--- WHAT TO PRODUCE ---
Each line containing the word "Arabia" must be reported.

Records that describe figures
==*==
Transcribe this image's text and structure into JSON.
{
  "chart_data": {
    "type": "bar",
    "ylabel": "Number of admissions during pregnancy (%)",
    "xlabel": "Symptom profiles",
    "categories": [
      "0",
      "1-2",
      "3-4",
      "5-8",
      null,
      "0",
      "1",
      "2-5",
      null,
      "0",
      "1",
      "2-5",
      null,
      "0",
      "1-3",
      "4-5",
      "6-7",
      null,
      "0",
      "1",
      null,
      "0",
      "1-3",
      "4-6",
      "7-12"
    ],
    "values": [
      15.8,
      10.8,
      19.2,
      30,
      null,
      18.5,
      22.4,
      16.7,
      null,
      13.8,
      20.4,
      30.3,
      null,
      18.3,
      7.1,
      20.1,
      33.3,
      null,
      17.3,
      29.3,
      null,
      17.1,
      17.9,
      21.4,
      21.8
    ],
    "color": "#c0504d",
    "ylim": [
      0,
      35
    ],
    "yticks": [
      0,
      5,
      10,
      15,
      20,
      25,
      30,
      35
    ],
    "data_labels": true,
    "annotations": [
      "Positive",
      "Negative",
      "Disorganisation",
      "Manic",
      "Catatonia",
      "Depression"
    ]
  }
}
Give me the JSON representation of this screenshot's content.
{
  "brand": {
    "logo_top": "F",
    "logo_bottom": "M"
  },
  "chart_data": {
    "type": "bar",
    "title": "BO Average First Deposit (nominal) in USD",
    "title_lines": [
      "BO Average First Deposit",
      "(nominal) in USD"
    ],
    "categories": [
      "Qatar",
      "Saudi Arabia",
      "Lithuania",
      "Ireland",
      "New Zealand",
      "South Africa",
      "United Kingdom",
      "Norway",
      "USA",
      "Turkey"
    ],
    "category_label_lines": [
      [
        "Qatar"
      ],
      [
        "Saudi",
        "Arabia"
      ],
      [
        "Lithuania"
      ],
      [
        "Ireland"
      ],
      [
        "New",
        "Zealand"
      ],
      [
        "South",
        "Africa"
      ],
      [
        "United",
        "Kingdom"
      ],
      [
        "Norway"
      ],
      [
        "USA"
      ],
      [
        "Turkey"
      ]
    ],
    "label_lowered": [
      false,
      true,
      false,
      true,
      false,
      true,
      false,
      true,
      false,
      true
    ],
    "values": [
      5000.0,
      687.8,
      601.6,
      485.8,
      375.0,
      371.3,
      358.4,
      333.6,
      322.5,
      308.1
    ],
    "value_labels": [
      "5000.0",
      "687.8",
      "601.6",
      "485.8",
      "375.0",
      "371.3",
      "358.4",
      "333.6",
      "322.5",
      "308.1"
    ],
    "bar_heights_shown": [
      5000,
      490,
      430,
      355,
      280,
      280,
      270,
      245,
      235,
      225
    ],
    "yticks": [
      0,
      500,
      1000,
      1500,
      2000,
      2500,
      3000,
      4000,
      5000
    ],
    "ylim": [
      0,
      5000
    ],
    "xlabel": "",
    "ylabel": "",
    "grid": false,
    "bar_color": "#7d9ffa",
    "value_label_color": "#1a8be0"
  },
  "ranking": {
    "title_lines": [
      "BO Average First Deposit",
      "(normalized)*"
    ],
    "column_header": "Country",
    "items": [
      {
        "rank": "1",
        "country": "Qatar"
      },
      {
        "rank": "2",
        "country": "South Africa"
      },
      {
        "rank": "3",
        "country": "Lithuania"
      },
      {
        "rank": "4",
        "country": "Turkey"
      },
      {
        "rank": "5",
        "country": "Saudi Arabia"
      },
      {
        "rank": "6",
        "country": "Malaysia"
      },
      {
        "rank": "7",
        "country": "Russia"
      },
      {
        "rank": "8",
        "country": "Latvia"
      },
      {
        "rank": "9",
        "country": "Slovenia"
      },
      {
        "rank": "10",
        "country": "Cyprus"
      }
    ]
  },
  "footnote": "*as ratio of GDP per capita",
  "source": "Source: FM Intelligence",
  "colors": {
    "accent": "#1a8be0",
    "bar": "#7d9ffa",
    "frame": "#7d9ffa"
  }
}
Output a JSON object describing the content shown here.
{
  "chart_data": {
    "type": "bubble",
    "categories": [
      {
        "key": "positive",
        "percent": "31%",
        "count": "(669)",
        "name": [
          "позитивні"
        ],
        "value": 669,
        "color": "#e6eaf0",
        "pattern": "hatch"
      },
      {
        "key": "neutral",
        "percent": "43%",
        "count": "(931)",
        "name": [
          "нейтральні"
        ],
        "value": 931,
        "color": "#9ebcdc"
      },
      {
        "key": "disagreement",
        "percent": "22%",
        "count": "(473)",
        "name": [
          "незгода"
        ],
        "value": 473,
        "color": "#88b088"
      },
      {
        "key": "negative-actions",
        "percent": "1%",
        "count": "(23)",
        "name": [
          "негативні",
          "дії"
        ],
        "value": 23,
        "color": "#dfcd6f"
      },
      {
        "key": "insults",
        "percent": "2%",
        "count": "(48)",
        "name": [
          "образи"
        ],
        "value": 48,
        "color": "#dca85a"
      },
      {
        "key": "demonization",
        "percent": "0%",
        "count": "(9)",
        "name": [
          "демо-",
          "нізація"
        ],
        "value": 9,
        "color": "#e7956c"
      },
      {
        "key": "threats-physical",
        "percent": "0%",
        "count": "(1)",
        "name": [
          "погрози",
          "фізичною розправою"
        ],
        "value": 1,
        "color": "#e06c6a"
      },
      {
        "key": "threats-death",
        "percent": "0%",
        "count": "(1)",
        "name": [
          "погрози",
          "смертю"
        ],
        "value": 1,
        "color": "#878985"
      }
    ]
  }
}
==*==
--- EXPECTED ANSWER ---
      "Saudi Arabia",
        "Arabia"
        "country": "Saudi Arabia"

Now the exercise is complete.